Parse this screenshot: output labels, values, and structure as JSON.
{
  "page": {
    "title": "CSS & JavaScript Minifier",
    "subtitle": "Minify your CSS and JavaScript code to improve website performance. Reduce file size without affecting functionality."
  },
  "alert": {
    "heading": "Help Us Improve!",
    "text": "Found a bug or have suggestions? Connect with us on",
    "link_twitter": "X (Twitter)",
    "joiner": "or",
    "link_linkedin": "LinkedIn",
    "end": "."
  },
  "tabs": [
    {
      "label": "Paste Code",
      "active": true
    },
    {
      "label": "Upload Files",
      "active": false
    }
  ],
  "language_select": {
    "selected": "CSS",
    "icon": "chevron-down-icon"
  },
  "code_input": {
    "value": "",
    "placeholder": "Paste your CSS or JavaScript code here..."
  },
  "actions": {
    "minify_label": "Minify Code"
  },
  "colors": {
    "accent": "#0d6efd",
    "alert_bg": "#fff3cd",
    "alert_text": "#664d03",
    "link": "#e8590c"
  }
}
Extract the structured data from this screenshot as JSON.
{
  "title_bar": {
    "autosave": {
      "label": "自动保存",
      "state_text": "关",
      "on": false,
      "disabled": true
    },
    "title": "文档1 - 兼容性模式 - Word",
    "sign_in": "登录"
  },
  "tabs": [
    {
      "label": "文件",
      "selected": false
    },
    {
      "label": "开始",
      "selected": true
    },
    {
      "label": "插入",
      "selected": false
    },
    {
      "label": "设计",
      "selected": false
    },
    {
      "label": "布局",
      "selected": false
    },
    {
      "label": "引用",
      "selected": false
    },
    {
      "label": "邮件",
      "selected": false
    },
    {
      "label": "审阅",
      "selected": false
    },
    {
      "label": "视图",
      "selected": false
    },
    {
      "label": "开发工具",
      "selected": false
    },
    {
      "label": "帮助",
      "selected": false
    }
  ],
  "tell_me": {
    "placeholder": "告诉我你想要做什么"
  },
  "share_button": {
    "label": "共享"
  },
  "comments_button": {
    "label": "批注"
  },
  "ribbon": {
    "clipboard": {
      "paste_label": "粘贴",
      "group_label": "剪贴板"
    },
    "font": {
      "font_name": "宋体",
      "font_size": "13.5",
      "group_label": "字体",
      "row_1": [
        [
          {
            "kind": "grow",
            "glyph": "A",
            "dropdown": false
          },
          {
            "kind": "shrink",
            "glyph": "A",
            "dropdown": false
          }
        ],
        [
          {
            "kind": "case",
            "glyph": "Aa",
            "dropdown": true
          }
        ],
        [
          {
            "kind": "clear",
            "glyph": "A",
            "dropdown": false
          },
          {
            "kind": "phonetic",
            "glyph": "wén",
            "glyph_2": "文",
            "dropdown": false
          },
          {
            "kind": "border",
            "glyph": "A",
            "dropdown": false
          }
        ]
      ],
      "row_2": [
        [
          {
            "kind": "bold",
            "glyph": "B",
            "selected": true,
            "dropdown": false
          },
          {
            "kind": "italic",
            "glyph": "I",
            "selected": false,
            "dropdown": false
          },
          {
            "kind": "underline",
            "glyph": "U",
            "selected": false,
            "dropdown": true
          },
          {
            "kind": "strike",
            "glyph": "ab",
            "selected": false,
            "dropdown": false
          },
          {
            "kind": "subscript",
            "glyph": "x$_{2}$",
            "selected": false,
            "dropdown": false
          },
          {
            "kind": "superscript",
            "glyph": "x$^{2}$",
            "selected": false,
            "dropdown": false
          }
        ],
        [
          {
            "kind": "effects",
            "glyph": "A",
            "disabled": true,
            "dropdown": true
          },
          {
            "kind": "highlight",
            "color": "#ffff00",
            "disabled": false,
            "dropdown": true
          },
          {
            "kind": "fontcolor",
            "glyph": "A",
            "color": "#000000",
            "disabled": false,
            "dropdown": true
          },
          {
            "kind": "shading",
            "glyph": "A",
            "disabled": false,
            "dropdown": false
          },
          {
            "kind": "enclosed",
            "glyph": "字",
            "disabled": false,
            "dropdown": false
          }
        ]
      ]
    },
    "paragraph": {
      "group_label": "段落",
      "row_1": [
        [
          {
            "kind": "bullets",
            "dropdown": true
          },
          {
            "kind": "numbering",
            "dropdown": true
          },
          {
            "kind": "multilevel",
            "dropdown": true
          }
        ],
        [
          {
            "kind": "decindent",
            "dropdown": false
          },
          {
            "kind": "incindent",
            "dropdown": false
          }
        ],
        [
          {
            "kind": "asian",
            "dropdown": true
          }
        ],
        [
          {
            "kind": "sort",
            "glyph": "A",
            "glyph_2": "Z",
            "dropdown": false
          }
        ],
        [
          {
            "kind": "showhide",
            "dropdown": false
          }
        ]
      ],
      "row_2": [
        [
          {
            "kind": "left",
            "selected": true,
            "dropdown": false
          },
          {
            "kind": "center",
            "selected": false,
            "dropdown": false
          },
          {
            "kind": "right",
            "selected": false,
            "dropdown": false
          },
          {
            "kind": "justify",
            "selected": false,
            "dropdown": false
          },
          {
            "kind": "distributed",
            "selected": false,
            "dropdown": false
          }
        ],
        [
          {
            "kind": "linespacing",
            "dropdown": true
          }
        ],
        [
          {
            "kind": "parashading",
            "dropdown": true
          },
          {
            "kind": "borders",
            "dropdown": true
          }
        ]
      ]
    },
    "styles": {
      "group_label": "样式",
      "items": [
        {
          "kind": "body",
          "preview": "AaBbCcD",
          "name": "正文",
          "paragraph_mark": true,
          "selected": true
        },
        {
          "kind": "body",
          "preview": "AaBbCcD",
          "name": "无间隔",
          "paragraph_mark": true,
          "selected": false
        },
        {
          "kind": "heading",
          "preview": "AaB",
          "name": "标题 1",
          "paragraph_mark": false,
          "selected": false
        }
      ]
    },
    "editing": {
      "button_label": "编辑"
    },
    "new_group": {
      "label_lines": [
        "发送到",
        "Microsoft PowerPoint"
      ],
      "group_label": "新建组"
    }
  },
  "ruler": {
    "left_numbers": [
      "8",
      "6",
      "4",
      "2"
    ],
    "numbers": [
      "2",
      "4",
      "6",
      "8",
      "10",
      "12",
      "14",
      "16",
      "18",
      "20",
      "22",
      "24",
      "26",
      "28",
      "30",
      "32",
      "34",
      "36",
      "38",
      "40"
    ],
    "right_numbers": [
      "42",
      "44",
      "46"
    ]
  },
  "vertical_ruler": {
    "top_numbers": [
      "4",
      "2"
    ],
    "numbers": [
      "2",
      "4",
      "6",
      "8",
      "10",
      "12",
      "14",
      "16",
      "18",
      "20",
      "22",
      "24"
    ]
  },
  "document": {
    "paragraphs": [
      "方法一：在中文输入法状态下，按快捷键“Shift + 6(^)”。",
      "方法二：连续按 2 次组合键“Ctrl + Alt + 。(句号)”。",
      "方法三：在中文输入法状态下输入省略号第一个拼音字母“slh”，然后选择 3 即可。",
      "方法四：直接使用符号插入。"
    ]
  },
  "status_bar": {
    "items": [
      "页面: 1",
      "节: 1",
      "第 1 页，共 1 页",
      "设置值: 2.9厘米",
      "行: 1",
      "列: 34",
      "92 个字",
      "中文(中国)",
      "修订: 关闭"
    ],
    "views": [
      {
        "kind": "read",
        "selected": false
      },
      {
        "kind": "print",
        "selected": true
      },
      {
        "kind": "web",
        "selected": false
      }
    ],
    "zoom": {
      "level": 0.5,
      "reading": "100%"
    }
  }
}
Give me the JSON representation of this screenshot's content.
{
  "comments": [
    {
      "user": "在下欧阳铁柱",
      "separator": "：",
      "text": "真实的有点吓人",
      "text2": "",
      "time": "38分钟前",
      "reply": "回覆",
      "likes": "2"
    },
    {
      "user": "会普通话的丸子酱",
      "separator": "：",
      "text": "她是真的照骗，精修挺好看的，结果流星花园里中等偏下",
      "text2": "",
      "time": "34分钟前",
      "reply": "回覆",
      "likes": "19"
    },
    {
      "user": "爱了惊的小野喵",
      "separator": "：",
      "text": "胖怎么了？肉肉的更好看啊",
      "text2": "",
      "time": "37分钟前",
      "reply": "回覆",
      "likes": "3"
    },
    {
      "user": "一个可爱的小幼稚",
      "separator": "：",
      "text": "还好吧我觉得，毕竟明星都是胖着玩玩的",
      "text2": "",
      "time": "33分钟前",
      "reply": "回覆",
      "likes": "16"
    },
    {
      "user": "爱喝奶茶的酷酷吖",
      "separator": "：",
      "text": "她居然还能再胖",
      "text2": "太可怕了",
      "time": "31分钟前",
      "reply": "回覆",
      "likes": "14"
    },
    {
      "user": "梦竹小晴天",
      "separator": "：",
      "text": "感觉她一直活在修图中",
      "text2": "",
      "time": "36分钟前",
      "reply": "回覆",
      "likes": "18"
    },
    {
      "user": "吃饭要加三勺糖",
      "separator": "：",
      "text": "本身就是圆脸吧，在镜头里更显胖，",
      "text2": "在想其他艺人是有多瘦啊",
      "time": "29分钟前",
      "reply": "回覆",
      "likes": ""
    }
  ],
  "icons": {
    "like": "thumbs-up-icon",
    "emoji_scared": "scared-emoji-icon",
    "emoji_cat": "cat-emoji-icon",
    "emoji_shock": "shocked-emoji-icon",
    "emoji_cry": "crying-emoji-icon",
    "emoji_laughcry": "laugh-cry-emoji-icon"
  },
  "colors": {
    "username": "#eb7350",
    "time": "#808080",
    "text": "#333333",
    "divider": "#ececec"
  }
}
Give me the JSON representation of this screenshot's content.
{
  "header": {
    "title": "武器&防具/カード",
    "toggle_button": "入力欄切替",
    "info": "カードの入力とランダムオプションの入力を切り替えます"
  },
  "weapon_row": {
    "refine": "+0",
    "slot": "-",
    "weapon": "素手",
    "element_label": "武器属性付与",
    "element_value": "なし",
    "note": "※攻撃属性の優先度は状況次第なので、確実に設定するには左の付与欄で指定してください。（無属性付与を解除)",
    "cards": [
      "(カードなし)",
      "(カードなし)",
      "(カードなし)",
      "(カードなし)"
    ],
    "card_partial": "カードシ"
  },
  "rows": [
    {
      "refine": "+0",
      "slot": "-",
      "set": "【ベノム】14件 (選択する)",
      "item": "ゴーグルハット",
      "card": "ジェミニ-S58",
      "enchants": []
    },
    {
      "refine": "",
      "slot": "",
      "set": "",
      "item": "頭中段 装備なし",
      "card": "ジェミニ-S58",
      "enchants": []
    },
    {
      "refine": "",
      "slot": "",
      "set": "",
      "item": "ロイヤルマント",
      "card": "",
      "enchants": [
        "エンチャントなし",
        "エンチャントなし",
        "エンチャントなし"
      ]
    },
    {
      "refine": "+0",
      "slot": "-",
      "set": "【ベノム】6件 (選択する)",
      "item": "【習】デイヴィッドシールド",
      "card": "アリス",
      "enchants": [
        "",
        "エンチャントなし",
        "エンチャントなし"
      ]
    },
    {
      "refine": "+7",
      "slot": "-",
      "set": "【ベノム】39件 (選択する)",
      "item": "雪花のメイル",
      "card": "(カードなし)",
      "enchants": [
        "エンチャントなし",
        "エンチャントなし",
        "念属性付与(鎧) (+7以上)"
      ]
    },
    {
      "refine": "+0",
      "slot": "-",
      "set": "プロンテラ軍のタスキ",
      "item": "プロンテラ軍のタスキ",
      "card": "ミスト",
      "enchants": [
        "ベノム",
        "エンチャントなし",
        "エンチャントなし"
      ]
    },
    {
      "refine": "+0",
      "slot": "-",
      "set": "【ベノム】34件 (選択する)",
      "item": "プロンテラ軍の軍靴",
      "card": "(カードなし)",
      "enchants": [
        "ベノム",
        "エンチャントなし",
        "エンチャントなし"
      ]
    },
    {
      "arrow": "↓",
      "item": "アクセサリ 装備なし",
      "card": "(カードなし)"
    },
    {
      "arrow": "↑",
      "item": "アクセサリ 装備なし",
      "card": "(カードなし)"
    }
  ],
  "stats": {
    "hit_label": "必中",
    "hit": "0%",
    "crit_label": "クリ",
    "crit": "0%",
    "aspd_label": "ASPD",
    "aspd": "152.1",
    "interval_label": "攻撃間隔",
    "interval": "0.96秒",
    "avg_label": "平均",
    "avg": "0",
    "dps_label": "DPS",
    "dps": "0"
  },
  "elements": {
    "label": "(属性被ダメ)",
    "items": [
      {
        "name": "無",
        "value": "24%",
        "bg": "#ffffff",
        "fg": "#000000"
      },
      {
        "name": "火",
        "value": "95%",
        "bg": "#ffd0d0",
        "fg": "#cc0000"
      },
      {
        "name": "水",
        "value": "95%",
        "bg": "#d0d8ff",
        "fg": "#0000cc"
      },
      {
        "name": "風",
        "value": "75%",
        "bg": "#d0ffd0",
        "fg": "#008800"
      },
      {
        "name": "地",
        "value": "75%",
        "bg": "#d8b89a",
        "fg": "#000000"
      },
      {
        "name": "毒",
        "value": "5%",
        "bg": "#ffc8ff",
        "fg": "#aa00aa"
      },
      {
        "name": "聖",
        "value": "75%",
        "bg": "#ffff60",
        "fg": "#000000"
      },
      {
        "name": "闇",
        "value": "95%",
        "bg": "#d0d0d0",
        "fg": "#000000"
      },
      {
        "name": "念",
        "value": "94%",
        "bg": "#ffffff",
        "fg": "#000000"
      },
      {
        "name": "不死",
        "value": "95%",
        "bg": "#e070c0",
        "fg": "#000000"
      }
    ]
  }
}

------------------------------------

• [Your objective]: Which lines contain "JSON"? Copy each of them out.

• [The reply]:
Parse this screenshot: output labels, values, and structure as JSON.
Extract the structured data from this screenshot as JSON.
Give me the JSON representation of this screenshot's content.
Give me the JSON representation of this screenshot's content.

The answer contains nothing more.